* **EXERCISE REQUIREMENTS**:
Transcribe each record below word for word.

* **RECORD EXTRACTS**:

────────────────────

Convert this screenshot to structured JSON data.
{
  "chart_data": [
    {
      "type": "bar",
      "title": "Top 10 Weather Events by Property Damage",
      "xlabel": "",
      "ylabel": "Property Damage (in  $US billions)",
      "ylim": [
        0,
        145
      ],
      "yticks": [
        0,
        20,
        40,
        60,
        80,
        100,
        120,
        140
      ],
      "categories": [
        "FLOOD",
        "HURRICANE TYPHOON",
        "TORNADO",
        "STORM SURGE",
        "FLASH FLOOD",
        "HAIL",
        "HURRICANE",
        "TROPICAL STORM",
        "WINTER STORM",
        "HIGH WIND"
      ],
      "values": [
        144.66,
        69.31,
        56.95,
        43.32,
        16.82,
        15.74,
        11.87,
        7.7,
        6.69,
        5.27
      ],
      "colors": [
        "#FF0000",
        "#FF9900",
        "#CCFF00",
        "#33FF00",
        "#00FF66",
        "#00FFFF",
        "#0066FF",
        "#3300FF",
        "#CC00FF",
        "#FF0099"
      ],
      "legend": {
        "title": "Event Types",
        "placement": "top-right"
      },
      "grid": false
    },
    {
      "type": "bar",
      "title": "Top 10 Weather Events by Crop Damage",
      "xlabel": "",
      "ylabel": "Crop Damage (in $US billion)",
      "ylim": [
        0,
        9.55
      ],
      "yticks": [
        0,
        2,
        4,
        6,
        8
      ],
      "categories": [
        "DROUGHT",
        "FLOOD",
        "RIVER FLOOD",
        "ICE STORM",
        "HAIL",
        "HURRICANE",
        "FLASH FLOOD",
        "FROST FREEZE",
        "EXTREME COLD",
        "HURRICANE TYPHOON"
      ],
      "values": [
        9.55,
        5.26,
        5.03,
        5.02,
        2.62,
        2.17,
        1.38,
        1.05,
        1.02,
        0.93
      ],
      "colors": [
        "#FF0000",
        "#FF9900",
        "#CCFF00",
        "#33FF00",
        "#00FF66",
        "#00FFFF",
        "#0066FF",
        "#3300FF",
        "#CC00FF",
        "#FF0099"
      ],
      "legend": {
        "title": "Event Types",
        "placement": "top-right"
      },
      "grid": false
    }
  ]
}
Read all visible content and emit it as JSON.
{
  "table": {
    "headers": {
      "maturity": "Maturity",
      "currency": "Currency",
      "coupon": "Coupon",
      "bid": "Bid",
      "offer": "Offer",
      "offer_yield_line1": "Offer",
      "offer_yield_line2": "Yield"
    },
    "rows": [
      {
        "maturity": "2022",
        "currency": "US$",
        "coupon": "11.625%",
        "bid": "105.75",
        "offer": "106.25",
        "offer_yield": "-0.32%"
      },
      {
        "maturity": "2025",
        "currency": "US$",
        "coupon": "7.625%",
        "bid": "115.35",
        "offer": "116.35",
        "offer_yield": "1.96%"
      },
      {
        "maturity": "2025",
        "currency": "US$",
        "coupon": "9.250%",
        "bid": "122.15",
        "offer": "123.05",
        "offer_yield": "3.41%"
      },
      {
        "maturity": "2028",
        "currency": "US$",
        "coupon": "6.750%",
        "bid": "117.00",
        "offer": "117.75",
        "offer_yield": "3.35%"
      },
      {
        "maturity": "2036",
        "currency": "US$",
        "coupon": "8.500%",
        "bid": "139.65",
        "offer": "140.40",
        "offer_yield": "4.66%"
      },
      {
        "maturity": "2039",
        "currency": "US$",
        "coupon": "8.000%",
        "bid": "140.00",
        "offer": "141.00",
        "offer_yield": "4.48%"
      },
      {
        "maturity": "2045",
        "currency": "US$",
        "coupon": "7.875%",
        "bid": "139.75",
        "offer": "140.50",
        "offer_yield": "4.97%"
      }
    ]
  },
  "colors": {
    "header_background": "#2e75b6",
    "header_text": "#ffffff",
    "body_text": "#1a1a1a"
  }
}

────────────────────

* **OUTPUT**:
Convert this screenshot to structured JSON data.
{
  "chart_data": [
    {
      "type": "bar",
      "title": "Top 10 Weather Events by Property Damage",
      "xlabel": "",
      "ylabel": "Property Damage (in  $US billions)",
      "ylim": [
        0,
        145
      ],
      "yticks": [
        0,
        20,
        40,
        60,
        80,
        100,
        120,
        140
      ],
      "categories": [
        "FLOOD",
        "HURRICANE TYPHOON",
        "TORNADO",
        "STORM SURGE",
        "FLASH FLOOD",
        "HAIL",
        "HURRICANE",
        "TROPICAL STORM",
        "WINTER STORM",
        "HIGH WIND"
      ],
      "values": [
        144.66,
        69.31,
        56.95,
        43.32,
        16.82,
        15.74,
        11.87,
        7.7,
        6.69,
        5.27
      ],
      "colors": [
        "#FF0000",
        "#FF9900",
        "#CCFF00",
        "#33FF00",
        "#00FF66",
        "#00FFFF",
        "#0066FF",
        "#3300FF",
        "#CC00FF",
        "#FF0099"
      ],
      "legend": {
        "title": "Event Types",
        "placement": "top-right"
      },
      "grid": false
    },
    {
      "type": "bar",
      "title": "Top 10 Weather Events by Crop Damage",
      "xlabel": "",
      "ylabel": "Crop Damage (in $US billion)",
      "ylim": [
        0,
        9.55
      ],
      "yticks": [
        0,
        2,
        4,
        6,
        8
      ],
      "categories": [
        "DROUGHT",
        "FLOOD",
        "RIVER FLOOD",
        "ICE STORM",
        "HAIL",
        "HURRICANE",
        "FLASH FLOOD",
        "FROST FREEZE",
        "EXTREME COLD",
        "HURRICANE TYPHOON"
      ],
      "values": [
        9.55,
        5.26,
        5.03,
        5.02,
        2.62,
        2.17,
        1.38,
        1.05,
        1.02,
        0.93
      ],
      "colors": [
        "#FF0000",
        "#FF9900",
        "#CCFF00",
        "#33FF00",
        "#00FF66",
        "#00FFFF",
        "#0066FF",
        "#3300FF",
        "#CC00FF",
        "#FF0099"
      ],
      "legend": {
        "title": "Event Types",
        "placement": "top-right"
      },
      "grid": false
    }
  ]
}
Read all visible content and emit it as JSON.
{
  "table": {
    "headers": {
      "maturity": "Maturity",
      "currency": "Currency",
      "coupon": "Coupon",
      "bid": "Bid",
      "offer": "Offer",
      "offer_yield_line1": "Offer",
      "offer_yield_line2": "Yield"
    },
    "rows": [
      {
        "maturity": "2022",
        "currency": "US$",
        "coupon": "11.625%",
        "bid": "105.75",
        "offer": "106.25",
        "offer_yield": "-0.32%"
      },
      {
        "maturity": "2025",
        "currency": "US$",
        "coupon": "7.625%",
        "bid": "115.35",
        "offer": "116.35",
        "offer_yield": "1.96%"
      },
      {
        "maturity": "2025",
        "currency": "US$",
        "coupon": "9.250%",
        "bid": "122.15",
        "offer": "123.05",
        "offer_yield": "3.41%"
      },
      {
        "maturity": "2028",
        "currency": "US$",
        "coupon": "6.750%",
        "bid": "117.00",
        "offer": "117.75",
        "offer_yield": "3.35%"
      },
      {
        "maturity": "2036",
        "currency": "US$",
        "coupon": "8.500%",
        "bid": "139.65",
        "offer": "140.40",
        "offer_yield": "4.66%"
      },
      {
        "maturity": "2039",
        "currency": "US$",
        "coupon": "8.000%",
        "bid": "140.00",
        "offer": "141.00",
        "offer_yield": "4.48%"
      },
      {
        "maturity": "2045",
        "currency": "US$",
        "coupon": "7.875%",
        "bid": "139.75",
        "offer": "140.50",
        "offer_yield": "4.97%"
      }
    ]
  },
  "colors": {
    "header_background": "#2e75b6",
    "header_text": "#ffffff",
    "body_text": "#1a1a1a"
  }
}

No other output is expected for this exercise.